Entries supplied:
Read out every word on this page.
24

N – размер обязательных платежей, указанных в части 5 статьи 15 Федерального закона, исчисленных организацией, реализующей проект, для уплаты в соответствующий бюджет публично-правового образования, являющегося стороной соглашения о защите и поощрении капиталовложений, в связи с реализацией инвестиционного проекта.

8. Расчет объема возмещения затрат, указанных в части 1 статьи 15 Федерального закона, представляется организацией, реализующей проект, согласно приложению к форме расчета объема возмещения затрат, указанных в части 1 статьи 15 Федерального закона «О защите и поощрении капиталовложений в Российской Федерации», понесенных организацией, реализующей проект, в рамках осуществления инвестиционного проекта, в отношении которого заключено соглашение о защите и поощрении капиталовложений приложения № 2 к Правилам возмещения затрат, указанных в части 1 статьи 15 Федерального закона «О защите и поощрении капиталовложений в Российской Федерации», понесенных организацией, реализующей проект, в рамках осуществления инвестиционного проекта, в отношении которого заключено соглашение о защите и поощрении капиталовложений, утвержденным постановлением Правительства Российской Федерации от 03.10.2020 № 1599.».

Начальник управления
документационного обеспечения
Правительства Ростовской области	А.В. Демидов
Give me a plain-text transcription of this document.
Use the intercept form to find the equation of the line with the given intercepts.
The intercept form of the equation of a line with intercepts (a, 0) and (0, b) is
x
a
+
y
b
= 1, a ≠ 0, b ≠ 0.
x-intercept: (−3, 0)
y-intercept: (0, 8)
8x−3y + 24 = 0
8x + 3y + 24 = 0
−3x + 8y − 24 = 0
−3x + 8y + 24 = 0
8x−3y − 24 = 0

Directions for this task: Retype every record above exactly as written.

Result of the task:
Read out every word on this page.
24

N – размер обязательных платежей, указанных в части 5 статьи 15 Федерального закона, исчисленных организацией, реализующей проект, для уплаты в соответствующий бюджет публично-правового образования, являющегося стороной соглашения о защите и поощрении капиталовложений, в связи с реализацией инвестиционного проекта.

8. Расчет объема возмещения затрат, указанных в части 1 статьи 15 Федерального закона, представляется организацией, реализующей проект, согласно приложению к форме расчета объема возмещения затрат, указанных в части 1 статьи 15 Федерального закона «О защите и поощрении капиталовложений в Российской Федерации», понесенных организацией, реализующей проект, в рамках осуществления инвестиционного проекта, в отношении которого заключено соглашение о защите и поощрении капиталовложений приложения № 2 к Правилам возмещения затрат, указанных в части 1 статьи 15 Федерального закона «О защите и поощрении капиталовложений в Российской Федерации», понесенных организацией, реализующей проект, в рамках осуществления инвестиционного проекта, в отношении которого заключено соглашение о защите и поощрении капиталовложений, утвержденным постановлением Правительства Российской Федерации от 03.10.2020 № 1599.».

Начальник управления
документационного обеспечения
Правительства Ростовской области	А.В. Демидов
Give me a plain-text transcription of this document.
Use the intercept form to find the equation of the line with the given intercepts.
The intercept form of the equation of a line with intercepts (a, 0) and (0, b) is
x
a
+
y
b
= 1, a ≠ 0, b ≠ 0.
x-intercept: (−3, 0)
y-intercept: (0, 8)
8x−3y + 24 = 0
8x + 3y + 24 = 0
−3x + 8y − 24 = 0
−3x + 8y + 24 = 0
8x−3y − 24 = 0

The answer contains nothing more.